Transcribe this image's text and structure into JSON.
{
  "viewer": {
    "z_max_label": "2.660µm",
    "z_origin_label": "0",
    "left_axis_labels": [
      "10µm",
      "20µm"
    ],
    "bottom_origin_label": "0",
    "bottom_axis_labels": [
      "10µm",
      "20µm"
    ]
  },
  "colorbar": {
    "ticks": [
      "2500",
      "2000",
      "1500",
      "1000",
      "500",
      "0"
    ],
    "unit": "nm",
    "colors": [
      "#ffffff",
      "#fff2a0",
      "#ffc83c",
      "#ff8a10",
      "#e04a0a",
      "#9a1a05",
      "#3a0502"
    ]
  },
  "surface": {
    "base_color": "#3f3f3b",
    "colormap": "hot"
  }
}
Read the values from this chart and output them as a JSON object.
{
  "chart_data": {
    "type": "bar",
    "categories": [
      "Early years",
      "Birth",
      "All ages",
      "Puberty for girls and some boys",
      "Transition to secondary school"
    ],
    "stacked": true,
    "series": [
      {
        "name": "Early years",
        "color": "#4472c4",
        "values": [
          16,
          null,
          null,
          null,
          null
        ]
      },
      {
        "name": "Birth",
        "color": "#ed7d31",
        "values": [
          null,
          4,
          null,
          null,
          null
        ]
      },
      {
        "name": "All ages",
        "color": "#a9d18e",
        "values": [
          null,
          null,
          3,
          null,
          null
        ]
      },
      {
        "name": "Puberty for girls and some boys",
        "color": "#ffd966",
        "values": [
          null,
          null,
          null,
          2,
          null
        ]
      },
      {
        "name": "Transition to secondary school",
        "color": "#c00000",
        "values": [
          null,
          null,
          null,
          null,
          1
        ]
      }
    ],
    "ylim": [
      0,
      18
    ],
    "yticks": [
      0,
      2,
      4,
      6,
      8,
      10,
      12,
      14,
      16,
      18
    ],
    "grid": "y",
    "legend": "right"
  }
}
##########
### [WORK REQUIRED]
Repeat every entry exactly as written above.

### [SOLVED EXERCISE]
Transcribe this image's text and structure into JSON.
{
  "viewer": {
    "z_max_label": "2.660µm",
    "z_origin_label": "0",
    "left_axis_labels": [
      "10µm",
      "20µm"
    ],
    "bottom_origin_label": "0",
    "bottom_axis_labels": [
      "10µm",
      "20µm"
    ]
  },
  "colorbar": {
    "ticks": [
      "2500",
      "2000",
      "1500",
      "1000",
      "500",
      "0"
    ],
    "unit": "nm",
    "colors": [
      "#ffffff",
      "#fff2a0",
      "#ffc83c",
      "#ff8a10",
      "#e04a0a",
      "#9a1a05",
      "#3a0502"
    ]
  },
  "surface": {
    "base_color": "#3f3f3b",
    "colormap": "hot"
  }
}
Read the values from this chart and output them as a JSON object.
{
  "chart_data": {
    "type": "bar",
    "categories": [
      "Early years",
      "Birth",
      "All ages",
      "Puberty for girls and some boys",
      "Transition to secondary school"
    ],
    "stacked": true,
    "series": [
      {
        "name": "Early years",
        "color": "#4472c4",
        "values": [
          16,
          null,
          null,
          null,
          null
        ]
      },
      {
        "name": "Birth",
        "color": "#ed7d31",
        "values": [
          null,
          4,
          null,
          null,
          null
        ]
      },
      {
        "name": "All ages",
        "color": "#a9d18e",
        "values": [
          null,
          null,
          3,
          null,
          null
        ]
      },
      {
        "name": "Puberty for girls and some boys",
        "color": "#ffd966",
        "values": [
          null,
          null,
          null,
          2,
          null
        ]
      },
      {
        "name": "Transition to secondary school",
        "color": "#c00000",
        "values": [
          null,
          null,
          null,
          null,
          1
        ]
      }
    ],
    "ylim": [
      0,
      18
    ],
    "yticks": [
      0,
      2,
      4,
      6,
      8,
      10,
      12,
      14,
      16,
      18
    ],
    "grid": "y",
    "legend": "right"
  }
}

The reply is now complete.